* WHAT YOU SHOULD DO
Extract every entry word for word. Skip the pictures.

──────── MATERIALS PROVIDED ────────

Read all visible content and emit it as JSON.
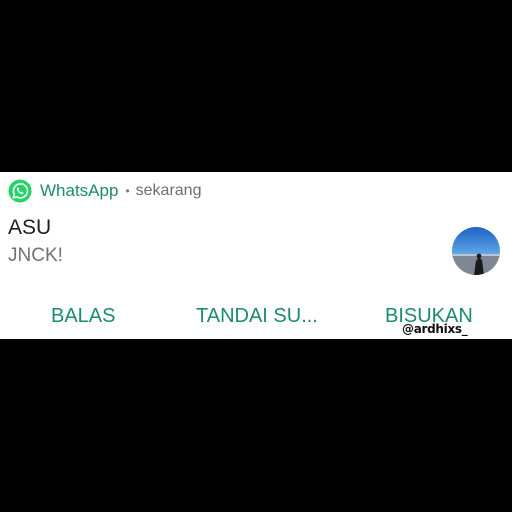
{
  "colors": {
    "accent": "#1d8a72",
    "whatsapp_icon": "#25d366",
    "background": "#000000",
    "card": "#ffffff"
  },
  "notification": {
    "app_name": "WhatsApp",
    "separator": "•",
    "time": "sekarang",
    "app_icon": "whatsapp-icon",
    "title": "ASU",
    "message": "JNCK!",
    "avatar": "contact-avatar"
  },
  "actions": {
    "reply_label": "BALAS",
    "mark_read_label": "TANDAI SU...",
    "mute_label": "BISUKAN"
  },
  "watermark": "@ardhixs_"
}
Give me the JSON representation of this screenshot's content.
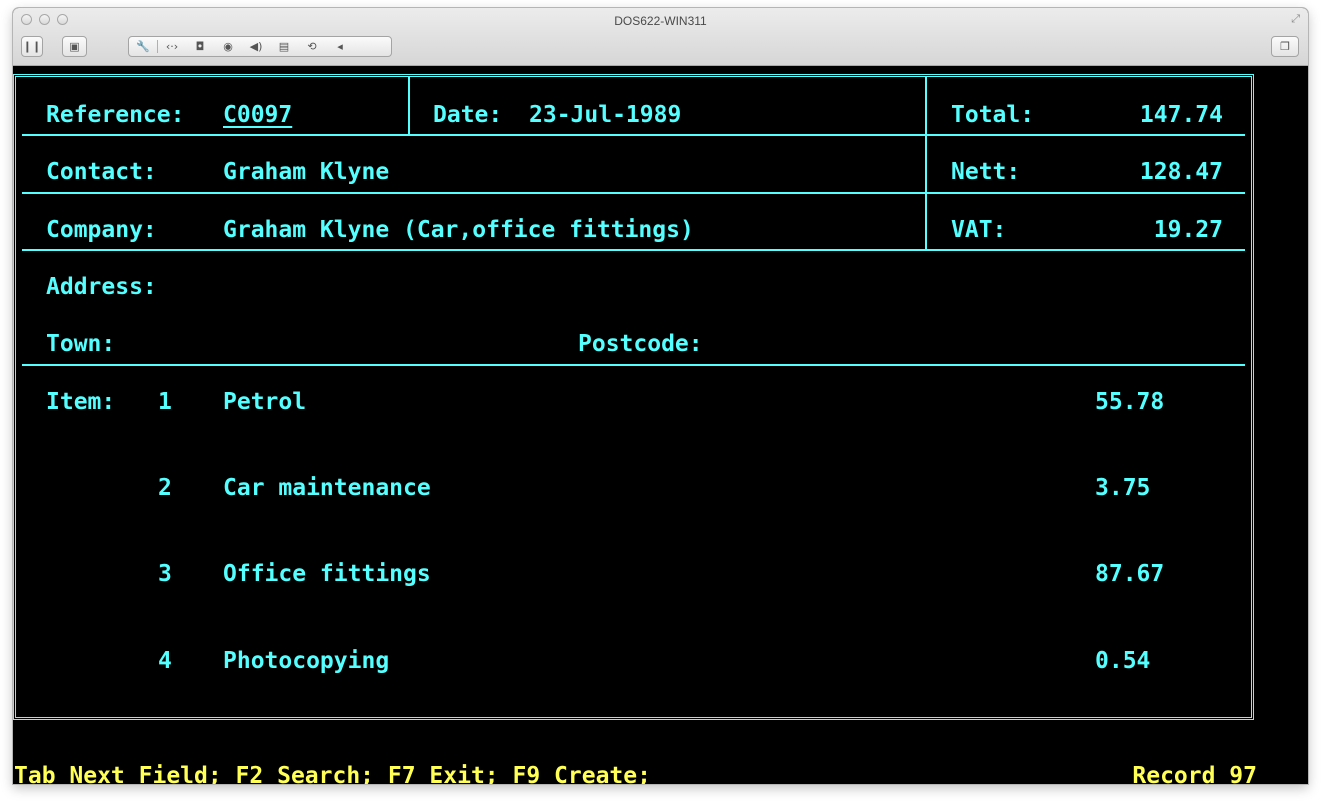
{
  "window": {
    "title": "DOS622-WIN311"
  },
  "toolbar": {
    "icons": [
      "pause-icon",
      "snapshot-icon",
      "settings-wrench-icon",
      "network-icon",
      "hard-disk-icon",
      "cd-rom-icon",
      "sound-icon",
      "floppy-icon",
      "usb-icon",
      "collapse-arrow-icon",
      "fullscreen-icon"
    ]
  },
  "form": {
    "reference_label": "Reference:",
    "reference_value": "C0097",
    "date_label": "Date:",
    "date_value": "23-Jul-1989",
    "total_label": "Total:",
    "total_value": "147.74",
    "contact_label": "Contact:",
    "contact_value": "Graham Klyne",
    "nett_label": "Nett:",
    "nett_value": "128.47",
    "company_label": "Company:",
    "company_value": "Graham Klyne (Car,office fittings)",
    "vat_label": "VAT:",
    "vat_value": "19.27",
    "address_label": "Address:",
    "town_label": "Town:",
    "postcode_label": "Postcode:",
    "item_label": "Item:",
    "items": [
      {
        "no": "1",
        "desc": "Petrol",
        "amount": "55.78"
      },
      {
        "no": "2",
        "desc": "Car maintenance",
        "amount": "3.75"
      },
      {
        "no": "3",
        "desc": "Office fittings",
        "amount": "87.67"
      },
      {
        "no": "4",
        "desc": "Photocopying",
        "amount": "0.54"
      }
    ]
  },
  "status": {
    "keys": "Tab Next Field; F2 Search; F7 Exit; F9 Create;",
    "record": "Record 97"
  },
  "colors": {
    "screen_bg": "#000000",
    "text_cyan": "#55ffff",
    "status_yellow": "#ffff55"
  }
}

────────

* SOLUTION FOR THIS PROBLEM
Read all visible content and emit it as JSON.
{
  "colors": {
    "accent": "#1d8a72",
    "whatsapp_icon": "#25d366",
    "background": "#000000",
    "card": "#ffffff"
  },
  "notification": {
    "app_name": "WhatsApp",
    "separator": "•",
    "time": "sekarang",
    "app_icon": "whatsapp-icon",
    "title": "ASU",
    "message": "JNCK!",
    "avatar": "contact-avatar"
  },
  "actions": {
    "reply_label": "BALAS",
    "mark_read_label": "TANDAI SU...",
    "mute_label": "BISUKAN"
  },
  "watermark": "@ardhixs_"
}
Give me the JSON representation of this screenshot's content.
{
  "window": {
    "title": "DOS622-WIN311"
  },
  "toolbar": {
    "icons": [
      "pause-icon",
      "snapshot-icon",
      "settings-wrench-icon",
      "network-icon",
      "hard-disk-icon",
      "cd-rom-icon",
      "sound-icon",
      "floppy-icon",
      "usb-icon",
      "collapse-arrow-icon",
      "fullscreen-icon"
    ]
  },
  "form": {
    "reference_label": "Reference:",
    "reference_value": "C0097",
    "date_label": "Date:",
    "date_value": "23-Jul-1989",
    "total_label": "Total:",
    "total_value": "147.74",
    "contact_label": "Contact:",
    "contact_value": "Graham Klyne",
    "nett_label": "Nett:",
    "nett_value": "128.47",
    "company_label": "Company:",
    "company_value": "Graham Klyne (Car,office fittings)",
    "vat_label": "VAT:",
    "vat_value": "19.27",
    "address_label": "Address:",
    "town_label": "Town:",
    "postcode_label": "Postcode:",
    "item_label": "Item:",
    "items": [
      {
        "no": "1",
        "desc": "Petrol",
        "amount": "55.78"
      },
      {
        "no": "2",
        "desc": "Car maintenance",
        "amount": "3.75"
      },
      {
        "no": "3",
        "desc": "Office fittings",
        "amount": "87.67"
      },
      {
        "no": "4",
        "desc": "Photocopying",
        "amount": "0.54"
      }
    ]
  },
  "status": {
    "keys": "Tab Next Field; F2 Search; F7 Exit; F9 Create;",
    "record": "Record 97"
  },
  "colors": {
    "screen_bg": "#000000",
    "text_cyan": "#55ffff",
    "status_yellow": "#ffff55"
  }
}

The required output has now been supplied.